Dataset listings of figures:
↓↓↓
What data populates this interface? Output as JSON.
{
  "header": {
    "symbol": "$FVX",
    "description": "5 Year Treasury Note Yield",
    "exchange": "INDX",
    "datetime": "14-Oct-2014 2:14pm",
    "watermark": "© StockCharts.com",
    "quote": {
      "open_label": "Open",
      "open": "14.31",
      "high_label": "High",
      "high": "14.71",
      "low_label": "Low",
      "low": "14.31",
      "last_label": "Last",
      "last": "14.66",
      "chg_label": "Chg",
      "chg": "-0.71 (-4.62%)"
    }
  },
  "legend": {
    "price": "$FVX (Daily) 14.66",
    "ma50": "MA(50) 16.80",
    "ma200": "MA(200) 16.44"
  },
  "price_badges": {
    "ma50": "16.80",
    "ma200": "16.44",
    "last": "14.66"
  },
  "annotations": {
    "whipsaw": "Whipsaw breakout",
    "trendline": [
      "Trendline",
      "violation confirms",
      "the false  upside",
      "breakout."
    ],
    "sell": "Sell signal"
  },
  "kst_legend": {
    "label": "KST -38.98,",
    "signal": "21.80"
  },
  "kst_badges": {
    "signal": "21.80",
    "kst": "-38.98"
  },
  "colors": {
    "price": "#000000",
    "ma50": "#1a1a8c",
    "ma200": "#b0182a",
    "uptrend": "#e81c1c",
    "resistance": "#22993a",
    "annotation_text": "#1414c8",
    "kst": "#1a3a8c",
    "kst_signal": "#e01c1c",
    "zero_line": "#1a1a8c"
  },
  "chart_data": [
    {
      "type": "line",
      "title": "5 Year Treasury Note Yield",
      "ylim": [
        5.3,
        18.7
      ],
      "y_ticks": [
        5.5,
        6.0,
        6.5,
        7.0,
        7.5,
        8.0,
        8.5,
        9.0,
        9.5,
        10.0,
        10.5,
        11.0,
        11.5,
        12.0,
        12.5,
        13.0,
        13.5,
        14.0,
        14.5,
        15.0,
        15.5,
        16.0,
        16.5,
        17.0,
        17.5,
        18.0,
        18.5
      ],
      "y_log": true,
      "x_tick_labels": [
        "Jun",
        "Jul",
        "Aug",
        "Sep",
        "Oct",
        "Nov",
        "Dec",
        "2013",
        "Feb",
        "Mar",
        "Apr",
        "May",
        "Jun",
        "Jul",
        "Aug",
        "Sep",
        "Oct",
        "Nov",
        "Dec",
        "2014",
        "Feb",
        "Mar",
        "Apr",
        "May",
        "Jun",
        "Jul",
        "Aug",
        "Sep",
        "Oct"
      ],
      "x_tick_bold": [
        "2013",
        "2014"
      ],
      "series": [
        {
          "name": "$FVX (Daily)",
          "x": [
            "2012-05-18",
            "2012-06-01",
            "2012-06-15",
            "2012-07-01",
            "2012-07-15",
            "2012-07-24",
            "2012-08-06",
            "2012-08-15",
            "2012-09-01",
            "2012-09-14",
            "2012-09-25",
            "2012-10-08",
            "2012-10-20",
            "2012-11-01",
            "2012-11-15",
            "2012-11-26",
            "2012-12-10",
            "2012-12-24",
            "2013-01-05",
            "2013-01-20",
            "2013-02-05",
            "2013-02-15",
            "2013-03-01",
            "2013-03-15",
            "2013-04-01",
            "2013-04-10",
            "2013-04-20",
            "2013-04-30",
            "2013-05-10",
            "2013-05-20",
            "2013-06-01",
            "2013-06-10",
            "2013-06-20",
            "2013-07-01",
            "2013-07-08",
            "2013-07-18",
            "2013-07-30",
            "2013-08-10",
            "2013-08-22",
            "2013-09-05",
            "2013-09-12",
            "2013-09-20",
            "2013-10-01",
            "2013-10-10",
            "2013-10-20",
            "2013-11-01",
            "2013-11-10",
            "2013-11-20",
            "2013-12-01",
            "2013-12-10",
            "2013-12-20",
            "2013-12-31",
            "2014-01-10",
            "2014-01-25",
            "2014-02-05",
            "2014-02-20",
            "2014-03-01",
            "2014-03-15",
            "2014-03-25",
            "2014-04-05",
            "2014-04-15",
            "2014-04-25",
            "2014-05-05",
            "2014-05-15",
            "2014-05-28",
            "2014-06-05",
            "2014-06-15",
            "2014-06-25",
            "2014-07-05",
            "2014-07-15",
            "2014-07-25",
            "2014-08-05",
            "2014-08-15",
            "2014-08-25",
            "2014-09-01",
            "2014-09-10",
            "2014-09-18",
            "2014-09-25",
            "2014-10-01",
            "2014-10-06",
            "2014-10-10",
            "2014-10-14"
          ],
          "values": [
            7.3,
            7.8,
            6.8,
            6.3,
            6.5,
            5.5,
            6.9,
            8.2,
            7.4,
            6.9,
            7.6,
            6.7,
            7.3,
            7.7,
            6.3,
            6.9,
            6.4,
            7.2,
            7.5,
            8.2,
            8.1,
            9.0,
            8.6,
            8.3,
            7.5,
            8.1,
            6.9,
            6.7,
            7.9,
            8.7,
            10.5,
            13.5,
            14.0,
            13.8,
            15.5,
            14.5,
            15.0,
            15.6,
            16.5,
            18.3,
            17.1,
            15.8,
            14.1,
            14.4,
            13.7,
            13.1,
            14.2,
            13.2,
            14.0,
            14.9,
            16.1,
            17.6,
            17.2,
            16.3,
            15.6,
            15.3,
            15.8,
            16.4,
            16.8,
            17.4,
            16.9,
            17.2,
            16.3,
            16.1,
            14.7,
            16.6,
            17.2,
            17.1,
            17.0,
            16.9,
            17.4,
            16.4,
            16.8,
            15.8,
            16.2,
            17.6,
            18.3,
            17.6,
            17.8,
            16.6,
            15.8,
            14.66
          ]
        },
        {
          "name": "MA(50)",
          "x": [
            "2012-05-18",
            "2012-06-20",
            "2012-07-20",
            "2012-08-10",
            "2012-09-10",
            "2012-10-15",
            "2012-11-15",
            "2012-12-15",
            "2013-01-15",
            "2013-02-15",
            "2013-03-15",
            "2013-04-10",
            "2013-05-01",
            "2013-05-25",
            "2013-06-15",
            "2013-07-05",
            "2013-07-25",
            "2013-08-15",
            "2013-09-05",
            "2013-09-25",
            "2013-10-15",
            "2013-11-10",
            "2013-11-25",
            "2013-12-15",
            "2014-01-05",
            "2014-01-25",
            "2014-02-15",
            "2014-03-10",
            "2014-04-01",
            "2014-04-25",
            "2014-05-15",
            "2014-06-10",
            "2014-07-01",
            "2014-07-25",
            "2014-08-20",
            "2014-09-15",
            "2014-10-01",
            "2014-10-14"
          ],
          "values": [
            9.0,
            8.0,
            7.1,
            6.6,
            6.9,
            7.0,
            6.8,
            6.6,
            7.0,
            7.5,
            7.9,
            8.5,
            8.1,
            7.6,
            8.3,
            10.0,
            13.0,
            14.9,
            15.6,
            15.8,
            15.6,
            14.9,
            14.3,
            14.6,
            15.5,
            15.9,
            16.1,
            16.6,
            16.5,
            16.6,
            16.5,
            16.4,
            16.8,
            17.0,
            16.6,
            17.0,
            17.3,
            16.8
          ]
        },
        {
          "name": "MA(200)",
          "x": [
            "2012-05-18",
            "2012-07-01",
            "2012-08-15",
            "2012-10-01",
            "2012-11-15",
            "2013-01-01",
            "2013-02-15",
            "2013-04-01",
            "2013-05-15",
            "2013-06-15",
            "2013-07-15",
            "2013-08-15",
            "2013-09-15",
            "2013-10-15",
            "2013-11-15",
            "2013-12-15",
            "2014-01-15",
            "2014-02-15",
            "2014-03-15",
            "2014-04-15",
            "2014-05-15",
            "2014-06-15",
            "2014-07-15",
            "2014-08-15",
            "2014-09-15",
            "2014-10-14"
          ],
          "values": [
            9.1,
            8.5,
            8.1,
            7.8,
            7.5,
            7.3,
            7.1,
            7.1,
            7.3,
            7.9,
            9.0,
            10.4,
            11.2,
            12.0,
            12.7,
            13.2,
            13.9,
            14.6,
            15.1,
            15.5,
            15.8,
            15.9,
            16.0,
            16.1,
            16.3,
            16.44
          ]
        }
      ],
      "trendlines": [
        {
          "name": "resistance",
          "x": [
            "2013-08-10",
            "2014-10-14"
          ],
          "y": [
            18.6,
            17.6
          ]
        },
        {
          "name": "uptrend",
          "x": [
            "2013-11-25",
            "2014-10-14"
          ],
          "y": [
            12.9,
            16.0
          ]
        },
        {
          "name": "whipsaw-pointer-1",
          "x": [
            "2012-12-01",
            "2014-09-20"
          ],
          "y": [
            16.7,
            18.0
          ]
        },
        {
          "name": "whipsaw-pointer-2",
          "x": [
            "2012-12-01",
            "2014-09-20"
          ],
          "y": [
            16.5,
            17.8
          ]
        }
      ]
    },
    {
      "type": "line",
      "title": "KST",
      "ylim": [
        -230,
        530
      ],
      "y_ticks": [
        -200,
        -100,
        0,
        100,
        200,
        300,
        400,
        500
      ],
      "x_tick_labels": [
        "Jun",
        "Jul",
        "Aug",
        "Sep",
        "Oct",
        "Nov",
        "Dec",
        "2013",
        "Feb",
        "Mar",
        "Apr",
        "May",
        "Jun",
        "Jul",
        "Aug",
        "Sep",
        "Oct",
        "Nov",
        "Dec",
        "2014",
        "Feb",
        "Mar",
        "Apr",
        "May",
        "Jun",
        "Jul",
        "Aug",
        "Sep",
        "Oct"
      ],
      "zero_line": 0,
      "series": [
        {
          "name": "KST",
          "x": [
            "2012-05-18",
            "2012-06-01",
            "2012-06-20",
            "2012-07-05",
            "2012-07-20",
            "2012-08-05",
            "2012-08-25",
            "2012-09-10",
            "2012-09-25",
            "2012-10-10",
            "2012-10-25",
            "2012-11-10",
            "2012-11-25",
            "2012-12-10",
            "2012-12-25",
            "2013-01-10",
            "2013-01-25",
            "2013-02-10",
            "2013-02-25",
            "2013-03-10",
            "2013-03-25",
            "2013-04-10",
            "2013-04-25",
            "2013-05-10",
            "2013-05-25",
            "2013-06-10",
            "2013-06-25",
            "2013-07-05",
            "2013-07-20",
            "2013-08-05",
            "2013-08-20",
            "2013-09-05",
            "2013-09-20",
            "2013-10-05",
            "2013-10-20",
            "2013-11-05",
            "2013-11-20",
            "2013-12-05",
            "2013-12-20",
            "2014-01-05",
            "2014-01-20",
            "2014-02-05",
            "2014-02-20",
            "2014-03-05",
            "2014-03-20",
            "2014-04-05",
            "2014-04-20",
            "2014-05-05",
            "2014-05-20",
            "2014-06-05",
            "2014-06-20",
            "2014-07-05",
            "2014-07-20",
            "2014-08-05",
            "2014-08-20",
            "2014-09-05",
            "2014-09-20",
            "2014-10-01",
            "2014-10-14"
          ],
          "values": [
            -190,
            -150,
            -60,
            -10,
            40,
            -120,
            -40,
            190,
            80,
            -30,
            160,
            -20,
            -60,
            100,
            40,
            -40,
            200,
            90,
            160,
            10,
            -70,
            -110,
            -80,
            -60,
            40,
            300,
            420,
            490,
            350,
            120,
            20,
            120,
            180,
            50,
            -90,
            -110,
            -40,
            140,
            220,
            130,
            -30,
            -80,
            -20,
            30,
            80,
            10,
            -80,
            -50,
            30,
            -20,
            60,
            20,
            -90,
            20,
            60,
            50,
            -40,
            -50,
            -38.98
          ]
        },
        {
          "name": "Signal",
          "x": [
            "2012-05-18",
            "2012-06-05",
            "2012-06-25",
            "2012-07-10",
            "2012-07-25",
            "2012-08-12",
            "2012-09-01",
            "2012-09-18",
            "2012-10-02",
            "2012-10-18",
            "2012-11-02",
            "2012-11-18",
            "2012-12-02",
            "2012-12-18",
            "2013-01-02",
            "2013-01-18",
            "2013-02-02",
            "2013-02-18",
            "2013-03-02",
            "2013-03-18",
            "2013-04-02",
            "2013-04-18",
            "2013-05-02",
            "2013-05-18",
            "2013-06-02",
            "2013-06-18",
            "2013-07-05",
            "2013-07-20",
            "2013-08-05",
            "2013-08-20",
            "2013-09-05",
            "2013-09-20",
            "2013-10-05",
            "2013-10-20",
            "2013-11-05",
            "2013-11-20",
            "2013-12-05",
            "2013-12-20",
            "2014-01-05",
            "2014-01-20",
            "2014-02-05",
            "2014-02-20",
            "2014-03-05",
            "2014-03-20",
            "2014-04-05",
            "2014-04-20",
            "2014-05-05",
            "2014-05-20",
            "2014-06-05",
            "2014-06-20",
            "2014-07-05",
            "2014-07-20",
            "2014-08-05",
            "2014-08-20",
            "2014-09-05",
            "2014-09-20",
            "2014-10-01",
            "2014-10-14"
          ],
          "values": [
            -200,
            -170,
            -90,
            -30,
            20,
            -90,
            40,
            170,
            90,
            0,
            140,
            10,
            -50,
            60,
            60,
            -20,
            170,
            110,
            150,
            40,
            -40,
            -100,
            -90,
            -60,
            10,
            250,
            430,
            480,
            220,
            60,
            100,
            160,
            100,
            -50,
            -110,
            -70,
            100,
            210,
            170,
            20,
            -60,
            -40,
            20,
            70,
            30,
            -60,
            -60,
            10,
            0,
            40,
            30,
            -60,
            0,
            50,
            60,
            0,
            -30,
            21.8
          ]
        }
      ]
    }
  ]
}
↑↑↑
Copy out every line of the listing that includes the string "name".

_The completed task_
          "name": "$FVX (Daily)",
          "name": "MA(50)",
          "name": "MA(200)",
          "name": "resistance",
          "name": "uptrend",
          "name": "whipsaw-pointer-1",
          "name": "whipsaw-pointer-2",
          "name": "KST",
          "name": "Signal",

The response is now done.